| What you are asked to do |
Leaving the pictures aside, transcribe every line below exactly.

| Extracted records |
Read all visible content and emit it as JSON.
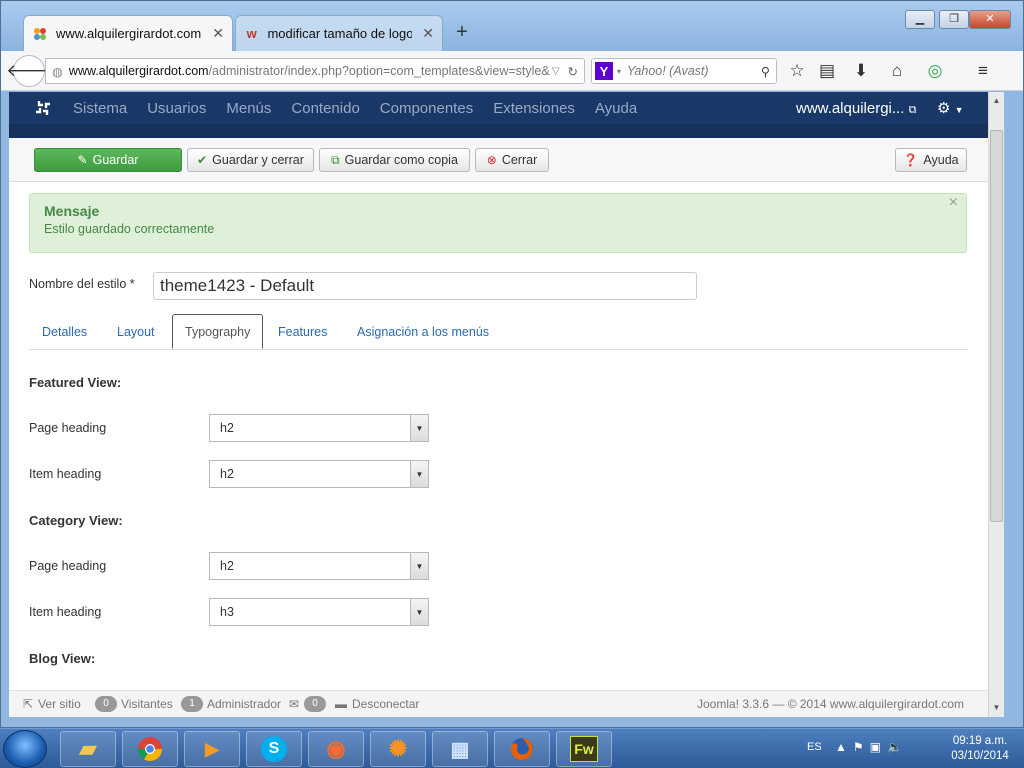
{
  "browser": {
    "tabs": [
      {
        "title": "www.alquilergirardot.com ...",
        "active": true
      },
      {
        "title": "modificar tamaño de logo ...",
        "active": false
      }
    ],
    "url": {
      "domain": "www.alquilergirardot.com",
      "path": "/administrator/index.php?option=com_templates&view=style&"
    },
    "search_placeholder": "Yahoo! (Avast)"
  },
  "joomla_nav": {
    "menu": [
      "Sistema",
      "Usuarios",
      "Menús",
      "Contenido",
      "Componentes",
      "Extensiones",
      "Ayuda"
    ],
    "site_link": "www.alquilergi..."
  },
  "toolbar": {
    "save": "Guardar",
    "save_close": "Guardar y cerrar",
    "save_copy": "Guardar como copia",
    "close": "Cerrar",
    "help": "Ayuda"
  },
  "message": {
    "heading": "Mensaje",
    "text": "Estilo guardado correctamente"
  },
  "form": {
    "name_label": "Nombre del estilo *",
    "name_value": "theme1423 - Default"
  },
  "tabs": [
    "Detalles",
    "Layout",
    "Typography",
    "Features",
    "Asignación a los menús"
  ],
  "selected_tab": "Typography",
  "sections": {
    "featured": {
      "title": "Featured View:",
      "page_heading_label": "Page heading",
      "page_heading_value": "h2",
      "item_heading_label": "Item heading",
      "item_heading_value": "h2"
    },
    "category": {
      "title": "Category View:",
      "page_heading_label": "Page heading",
      "page_heading_value": "h2",
      "item_heading_label": "Item heading",
      "item_heading_value": "h3"
    },
    "blog": {
      "title": "Blog View:"
    }
  },
  "statusbar": {
    "view_site": "Ver sitio",
    "visitors_count": "0",
    "visitors_label": "Visitantes",
    "admin_count": "1",
    "admin_label": "Administrador",
    "messages_count": "0",
    "logout": "Desconectar",
    "footer": "Joomla! 3.3.6  —  © 2014 www.alquilergirardot.com"
  },
  "taskbar": {
    "language": "ES",
    "time": "09:19 a.m.",
    "date": "03/10/2014",
    "fw_label": "Fw"
  },
  "colors": {
    "joomla_nav": "#1a3867",
    "save_green": "#4cae4c",
    "alert_bg": "#dff0d8",
    "alert_text": "#468847",
    "link_blue": "#2a69b0"
  }
}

| Final answer |
Read all visible content and emit it as JSON.
{
  "browser": {
    "tabs": [
      {
        "title": "www.alquilergirardot.com ...",
        "active": true
      },
      {
        "title": "modificar tamaño de logo ...",
        "active": false
      }
    ],
    "url": {
      "domain": "www.alquilergirardot.com",
      "path": "/administrator/index.php?option=com_templates&view=style&"
    },
    "search_placeholder": "Yahoo! (Avast)"
  },
  "joomla_nav": {
    "menu": [
      "Sistema",
      "Usuarios",
      "Menús",
      "Contenido",
      "Componentes",
      "Extensiones",
      "Ayuda"
    ],
    "site_link": "www.alquilergi..."
  },
  "toolbar": {
    "save": "Guardar",
    "save_close": "Guardar y cerrar",
    "save_copy": "Guardar como copia",
    "close": "Cerrar",
    "help": "Ayuda"
  },
  "message": {
    "heading": "Mensaje",
    "text": "Estilo guardado correctamente"
  },
  "form": {
    "name_label": "Nombre del estilo *",
    "name_value": "theme1423 - Default"
  },
  "tabs": [
    "Detalles",
    "Layout",
    "Typography",
    "Features",
    "Asignación a los menús"
  ],
  "selected_tab": "Typography",
  "sections": {
    "featured": {
      "title": "Featured View:",
      "page_heading_label": "Page heading",
      "page_heading_value": "h2",
      "item_heading_label": "Item heading",
      "item_heading_value": "h2"
    },
    "category": {
      "title": "Category View:",
      "page_heading_label": "Page heading",
      "page_heading_value": "h2",
      "item_heading_label": "Item heading",
      "item_heading_value": "h3"
    },
    "blog": {
      "title": "Blog View:"
    }
  },
  "statusbar": {
    "view_site": "Ver sitio",
    "visitors_count": "0",
    "visitors_label": "Visitantes",
    "admin_count": "1",
    "admin_label": "Administrador",
    "messages_count": "0",
    "logout": "Desconectar",
    "footer": "Joomla! 3.3.6  —  © 2014 www.alquilergirardot.com"
  },
  "taskbar": {
    "language": "ES",
    "time": "09:19 a.m.",
    "date": "03/10/2014",
    "fw_label": "Fw"
  },
  "colors": {
    "joomla_nav": "#1a3867",
    "save_green": "#4cae4c",
    "alert_bg": "#dff0d8",
    "alert_text": "#468847",
    "link_blue": "#2a69b0"
  }
}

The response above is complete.